*Work instructions*:
List all lines of the data containing the word "this".

*Task inputs*:
======
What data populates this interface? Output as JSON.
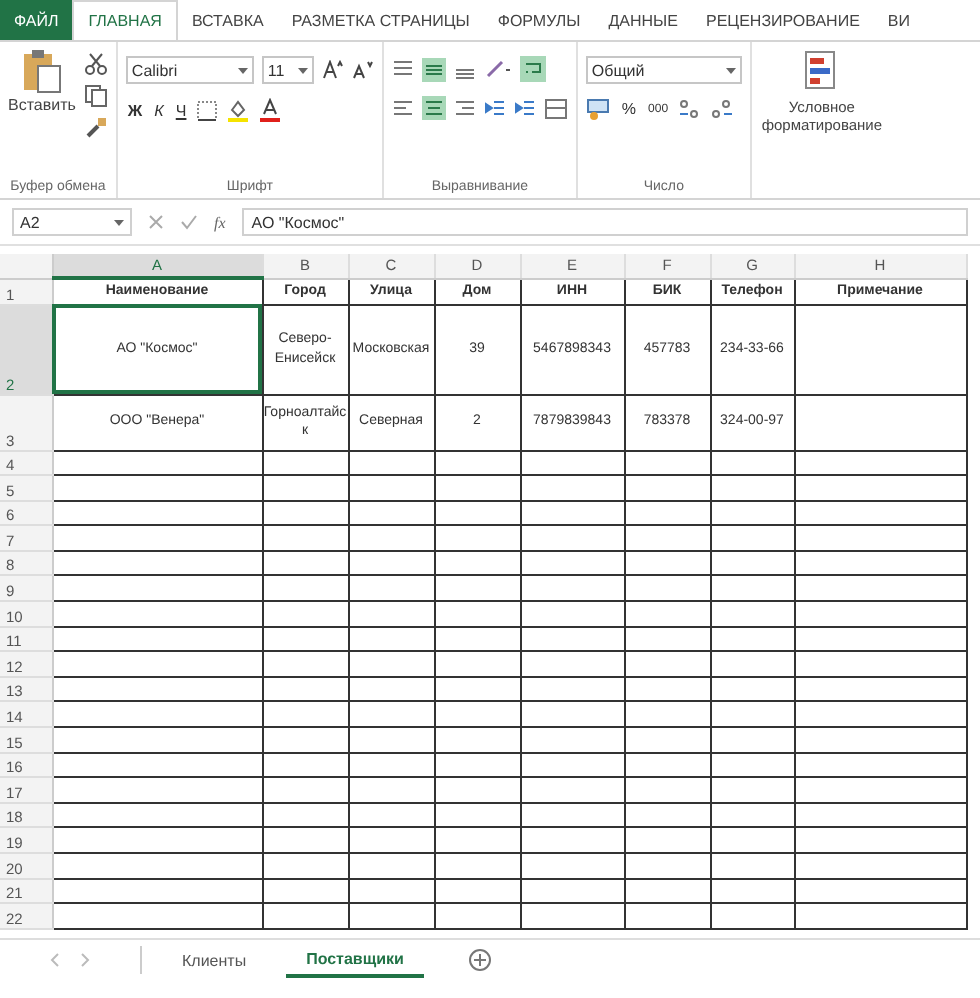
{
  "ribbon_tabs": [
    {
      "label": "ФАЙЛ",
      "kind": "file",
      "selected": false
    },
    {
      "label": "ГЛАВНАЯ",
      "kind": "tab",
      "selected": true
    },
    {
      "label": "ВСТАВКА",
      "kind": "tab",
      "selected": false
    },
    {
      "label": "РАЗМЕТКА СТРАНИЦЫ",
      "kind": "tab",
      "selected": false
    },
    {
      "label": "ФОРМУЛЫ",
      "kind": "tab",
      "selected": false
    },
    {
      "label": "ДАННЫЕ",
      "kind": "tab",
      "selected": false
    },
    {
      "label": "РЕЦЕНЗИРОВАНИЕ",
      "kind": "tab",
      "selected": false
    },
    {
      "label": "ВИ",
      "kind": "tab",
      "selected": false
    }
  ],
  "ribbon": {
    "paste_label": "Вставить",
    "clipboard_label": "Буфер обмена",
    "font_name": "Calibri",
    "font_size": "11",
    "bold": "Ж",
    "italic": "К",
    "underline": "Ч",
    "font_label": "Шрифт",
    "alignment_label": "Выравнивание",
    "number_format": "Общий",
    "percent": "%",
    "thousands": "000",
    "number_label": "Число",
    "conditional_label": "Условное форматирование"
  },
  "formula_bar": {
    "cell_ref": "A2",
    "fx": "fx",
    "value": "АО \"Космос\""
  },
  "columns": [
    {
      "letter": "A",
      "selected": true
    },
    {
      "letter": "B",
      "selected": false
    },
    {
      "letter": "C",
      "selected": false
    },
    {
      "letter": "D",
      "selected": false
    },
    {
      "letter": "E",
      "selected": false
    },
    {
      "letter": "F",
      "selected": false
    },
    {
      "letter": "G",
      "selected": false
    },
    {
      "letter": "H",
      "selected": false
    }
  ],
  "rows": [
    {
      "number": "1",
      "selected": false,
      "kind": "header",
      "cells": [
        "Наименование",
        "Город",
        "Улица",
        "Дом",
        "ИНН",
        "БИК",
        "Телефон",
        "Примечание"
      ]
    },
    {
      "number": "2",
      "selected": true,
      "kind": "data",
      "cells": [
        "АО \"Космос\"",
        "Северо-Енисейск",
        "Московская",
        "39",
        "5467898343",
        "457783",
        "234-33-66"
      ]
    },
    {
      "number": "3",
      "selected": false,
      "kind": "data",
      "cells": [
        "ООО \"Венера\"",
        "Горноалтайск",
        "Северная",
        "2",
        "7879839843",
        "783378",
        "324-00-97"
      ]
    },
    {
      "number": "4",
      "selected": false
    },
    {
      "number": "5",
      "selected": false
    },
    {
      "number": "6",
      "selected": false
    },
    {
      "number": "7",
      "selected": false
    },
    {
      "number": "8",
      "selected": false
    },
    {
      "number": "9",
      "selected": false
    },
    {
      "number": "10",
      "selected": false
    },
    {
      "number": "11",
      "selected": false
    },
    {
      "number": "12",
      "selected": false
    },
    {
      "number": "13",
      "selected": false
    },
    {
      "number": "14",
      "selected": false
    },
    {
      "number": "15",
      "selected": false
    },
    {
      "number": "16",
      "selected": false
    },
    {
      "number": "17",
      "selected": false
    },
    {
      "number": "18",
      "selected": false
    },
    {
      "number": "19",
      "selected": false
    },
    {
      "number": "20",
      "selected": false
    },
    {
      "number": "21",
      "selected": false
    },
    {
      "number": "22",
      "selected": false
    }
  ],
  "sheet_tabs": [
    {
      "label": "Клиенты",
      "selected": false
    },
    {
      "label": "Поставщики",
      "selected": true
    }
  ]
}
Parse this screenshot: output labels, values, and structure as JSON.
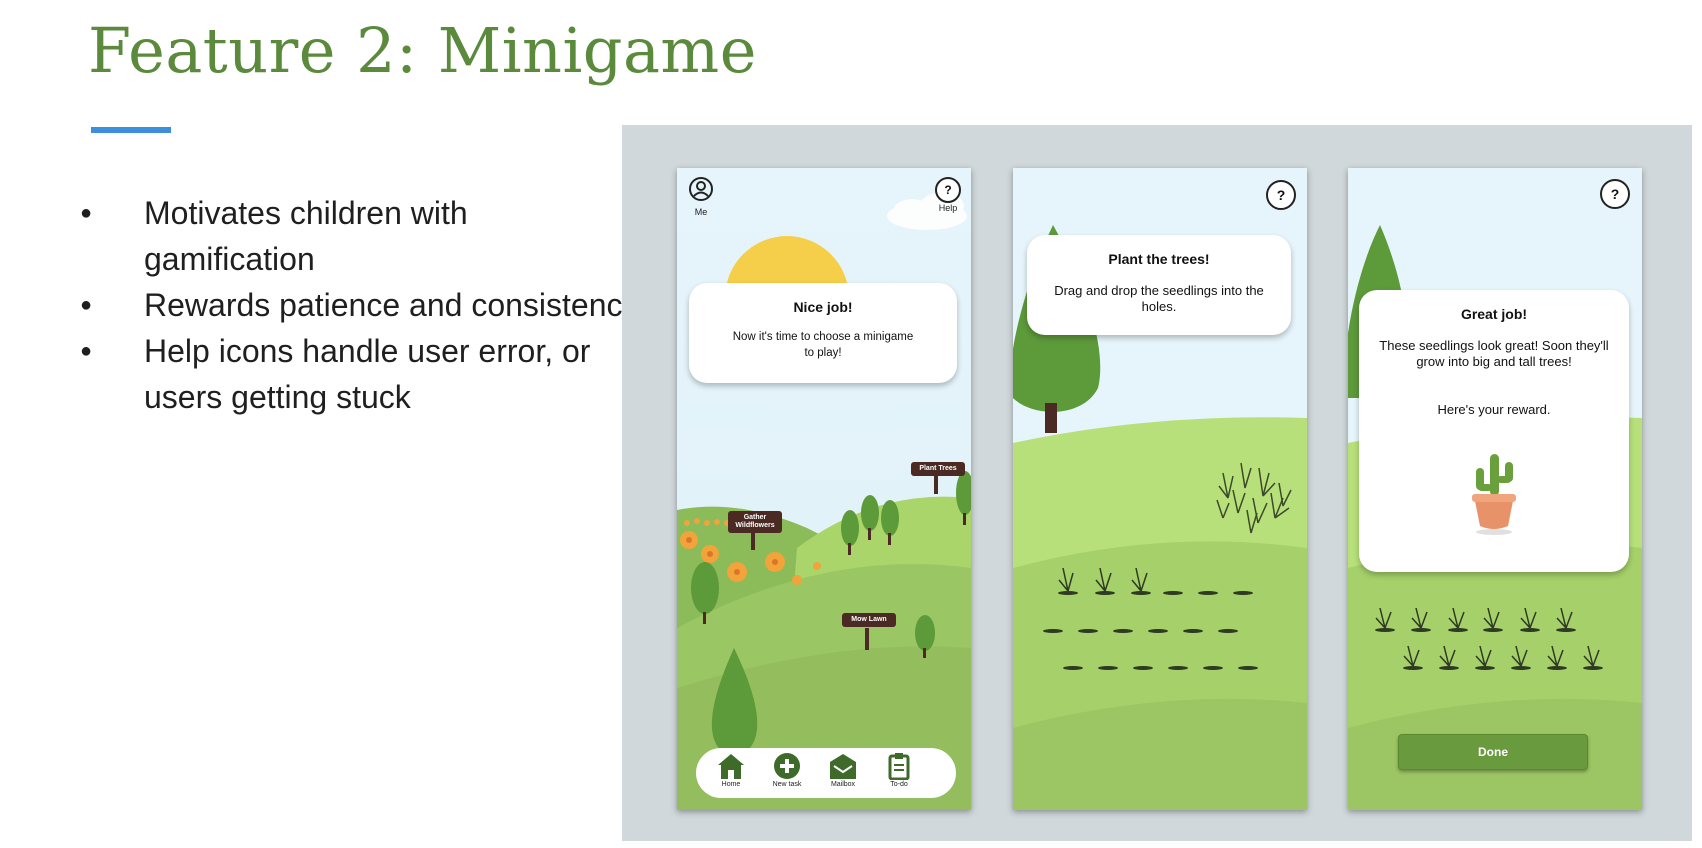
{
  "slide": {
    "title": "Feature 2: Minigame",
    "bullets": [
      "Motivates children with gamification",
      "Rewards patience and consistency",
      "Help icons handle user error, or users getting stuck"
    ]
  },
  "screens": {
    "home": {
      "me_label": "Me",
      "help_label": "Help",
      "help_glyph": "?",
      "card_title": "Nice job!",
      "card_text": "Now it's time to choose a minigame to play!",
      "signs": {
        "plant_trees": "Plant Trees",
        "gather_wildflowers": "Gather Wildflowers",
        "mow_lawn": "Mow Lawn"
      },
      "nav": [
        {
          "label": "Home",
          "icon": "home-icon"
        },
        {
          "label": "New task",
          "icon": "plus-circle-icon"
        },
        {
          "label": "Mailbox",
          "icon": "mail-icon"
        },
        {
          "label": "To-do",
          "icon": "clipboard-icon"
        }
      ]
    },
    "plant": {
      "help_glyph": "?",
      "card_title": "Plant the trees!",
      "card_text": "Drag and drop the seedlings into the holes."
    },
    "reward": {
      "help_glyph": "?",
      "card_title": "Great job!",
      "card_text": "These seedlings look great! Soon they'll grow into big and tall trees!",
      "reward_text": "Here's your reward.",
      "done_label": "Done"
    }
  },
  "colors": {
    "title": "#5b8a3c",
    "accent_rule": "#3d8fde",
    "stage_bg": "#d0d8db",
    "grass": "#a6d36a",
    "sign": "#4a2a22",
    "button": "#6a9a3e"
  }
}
======
*Answer in full*:
What data populates this interface? Output as JSON.
Parse this screenshot: output labels, values, and structure as JSON.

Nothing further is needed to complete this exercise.